Extracts from a graphics dataset
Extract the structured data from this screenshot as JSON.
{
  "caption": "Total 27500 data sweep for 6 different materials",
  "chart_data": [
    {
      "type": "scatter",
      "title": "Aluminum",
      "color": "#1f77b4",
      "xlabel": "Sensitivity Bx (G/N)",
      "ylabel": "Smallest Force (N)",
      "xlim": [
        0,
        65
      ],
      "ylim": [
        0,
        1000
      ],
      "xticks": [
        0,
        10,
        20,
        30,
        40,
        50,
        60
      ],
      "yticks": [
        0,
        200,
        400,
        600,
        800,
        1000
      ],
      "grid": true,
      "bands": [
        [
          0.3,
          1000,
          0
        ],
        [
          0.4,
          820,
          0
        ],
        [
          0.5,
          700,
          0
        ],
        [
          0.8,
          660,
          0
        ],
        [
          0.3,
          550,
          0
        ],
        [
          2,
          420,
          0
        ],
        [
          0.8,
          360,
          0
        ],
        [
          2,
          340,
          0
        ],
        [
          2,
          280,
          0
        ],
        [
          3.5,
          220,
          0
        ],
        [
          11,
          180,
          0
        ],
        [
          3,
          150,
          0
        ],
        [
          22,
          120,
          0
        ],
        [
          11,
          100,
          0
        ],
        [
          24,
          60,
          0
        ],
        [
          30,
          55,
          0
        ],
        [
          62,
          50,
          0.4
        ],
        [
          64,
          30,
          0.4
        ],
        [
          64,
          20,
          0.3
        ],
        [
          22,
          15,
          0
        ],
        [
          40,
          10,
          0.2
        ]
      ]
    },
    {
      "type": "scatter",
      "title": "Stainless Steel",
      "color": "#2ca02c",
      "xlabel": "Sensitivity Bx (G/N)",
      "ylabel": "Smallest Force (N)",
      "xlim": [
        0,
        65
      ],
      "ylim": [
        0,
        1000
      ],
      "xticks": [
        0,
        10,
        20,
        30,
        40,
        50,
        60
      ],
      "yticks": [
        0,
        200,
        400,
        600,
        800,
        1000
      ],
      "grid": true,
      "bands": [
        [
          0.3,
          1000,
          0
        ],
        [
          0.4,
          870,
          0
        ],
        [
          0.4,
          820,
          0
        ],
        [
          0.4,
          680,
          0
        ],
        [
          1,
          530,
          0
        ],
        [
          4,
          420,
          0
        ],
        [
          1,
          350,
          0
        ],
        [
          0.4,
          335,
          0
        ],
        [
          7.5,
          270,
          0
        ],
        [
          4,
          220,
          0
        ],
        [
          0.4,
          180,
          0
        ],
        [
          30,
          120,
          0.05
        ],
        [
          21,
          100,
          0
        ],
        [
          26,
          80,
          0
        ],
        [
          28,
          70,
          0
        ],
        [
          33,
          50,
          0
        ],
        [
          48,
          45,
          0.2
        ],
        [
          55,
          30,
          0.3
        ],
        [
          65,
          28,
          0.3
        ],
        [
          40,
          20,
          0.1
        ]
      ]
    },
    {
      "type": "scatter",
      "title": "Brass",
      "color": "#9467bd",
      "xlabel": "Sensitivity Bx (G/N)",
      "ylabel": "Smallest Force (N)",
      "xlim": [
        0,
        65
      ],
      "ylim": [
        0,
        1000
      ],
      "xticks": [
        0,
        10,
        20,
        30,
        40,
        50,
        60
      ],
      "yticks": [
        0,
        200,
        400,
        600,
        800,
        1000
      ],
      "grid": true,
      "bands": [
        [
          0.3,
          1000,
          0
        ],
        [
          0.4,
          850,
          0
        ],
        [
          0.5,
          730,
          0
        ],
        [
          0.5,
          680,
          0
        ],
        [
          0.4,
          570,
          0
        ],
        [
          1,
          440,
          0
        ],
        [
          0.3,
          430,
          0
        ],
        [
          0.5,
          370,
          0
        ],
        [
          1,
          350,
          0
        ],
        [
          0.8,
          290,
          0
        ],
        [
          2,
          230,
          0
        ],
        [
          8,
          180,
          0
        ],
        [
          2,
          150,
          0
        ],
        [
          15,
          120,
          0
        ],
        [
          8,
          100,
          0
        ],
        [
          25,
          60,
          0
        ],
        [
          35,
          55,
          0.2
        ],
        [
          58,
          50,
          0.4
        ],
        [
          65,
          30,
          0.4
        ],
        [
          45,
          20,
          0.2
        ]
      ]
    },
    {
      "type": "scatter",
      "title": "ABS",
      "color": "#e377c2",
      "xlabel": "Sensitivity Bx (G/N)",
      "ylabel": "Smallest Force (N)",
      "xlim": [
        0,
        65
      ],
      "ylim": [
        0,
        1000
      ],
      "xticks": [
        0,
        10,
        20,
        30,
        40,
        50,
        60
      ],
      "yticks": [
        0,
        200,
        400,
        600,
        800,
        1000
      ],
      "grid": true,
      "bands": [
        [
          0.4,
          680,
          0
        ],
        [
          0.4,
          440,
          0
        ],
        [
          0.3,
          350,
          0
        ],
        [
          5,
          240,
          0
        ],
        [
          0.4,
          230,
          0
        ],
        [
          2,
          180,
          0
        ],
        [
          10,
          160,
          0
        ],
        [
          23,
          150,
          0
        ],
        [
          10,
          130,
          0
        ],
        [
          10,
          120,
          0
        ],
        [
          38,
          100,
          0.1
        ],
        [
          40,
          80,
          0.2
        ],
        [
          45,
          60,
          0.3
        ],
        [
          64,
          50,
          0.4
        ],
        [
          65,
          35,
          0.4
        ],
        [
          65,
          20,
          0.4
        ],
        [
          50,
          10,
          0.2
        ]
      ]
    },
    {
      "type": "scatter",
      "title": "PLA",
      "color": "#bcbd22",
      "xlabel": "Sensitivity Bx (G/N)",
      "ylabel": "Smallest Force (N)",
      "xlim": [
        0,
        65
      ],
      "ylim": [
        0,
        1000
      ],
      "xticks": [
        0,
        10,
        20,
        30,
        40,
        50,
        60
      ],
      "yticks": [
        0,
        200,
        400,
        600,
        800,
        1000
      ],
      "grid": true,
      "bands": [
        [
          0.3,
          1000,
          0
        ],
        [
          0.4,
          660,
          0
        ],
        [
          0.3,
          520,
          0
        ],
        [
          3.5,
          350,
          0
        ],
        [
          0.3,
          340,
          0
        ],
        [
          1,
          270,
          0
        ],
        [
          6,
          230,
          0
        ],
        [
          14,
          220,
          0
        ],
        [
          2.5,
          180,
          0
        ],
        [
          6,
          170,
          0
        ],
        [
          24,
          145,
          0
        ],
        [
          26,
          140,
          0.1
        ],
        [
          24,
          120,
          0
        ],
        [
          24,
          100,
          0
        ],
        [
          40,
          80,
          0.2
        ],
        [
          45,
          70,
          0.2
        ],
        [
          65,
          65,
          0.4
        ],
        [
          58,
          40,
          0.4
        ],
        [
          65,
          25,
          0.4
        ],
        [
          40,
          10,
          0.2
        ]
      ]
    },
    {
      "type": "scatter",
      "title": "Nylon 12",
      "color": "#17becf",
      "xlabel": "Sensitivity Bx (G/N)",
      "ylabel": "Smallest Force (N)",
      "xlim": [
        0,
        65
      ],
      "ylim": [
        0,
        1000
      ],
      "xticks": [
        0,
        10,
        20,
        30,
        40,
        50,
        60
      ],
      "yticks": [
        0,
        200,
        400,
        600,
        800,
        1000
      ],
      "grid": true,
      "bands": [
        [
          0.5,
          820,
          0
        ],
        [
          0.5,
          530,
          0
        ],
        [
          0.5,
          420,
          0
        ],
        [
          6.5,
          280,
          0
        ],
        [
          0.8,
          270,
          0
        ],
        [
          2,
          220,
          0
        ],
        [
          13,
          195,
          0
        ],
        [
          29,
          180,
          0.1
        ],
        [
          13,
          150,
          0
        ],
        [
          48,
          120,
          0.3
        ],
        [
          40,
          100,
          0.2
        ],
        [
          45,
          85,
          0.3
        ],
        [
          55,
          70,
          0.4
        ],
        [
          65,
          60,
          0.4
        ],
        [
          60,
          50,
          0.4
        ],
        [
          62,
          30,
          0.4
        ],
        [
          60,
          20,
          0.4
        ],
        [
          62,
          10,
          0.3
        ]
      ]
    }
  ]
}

---

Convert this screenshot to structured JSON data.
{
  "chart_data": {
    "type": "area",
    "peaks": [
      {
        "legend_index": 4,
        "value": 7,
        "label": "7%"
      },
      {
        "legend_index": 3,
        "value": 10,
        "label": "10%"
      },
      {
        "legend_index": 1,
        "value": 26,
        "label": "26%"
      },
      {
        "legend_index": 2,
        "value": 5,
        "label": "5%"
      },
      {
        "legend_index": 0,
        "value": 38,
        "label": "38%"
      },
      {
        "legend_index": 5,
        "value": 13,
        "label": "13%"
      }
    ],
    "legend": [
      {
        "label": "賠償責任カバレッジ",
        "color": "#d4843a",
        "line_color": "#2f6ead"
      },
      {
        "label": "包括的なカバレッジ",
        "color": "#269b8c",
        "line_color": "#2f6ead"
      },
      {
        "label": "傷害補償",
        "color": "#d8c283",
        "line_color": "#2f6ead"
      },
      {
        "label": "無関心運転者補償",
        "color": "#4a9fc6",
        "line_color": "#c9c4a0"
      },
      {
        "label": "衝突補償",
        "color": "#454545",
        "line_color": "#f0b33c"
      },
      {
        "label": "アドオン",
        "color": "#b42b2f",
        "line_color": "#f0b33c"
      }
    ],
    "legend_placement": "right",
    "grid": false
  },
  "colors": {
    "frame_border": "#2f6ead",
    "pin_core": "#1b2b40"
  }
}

What you should do
In the lines above, locate the string "screenshot". Copy every line where it occurs.

Exercise output
Extract the structured data from this screenshot as JSON.
Convert this screenshot to structured JSON data.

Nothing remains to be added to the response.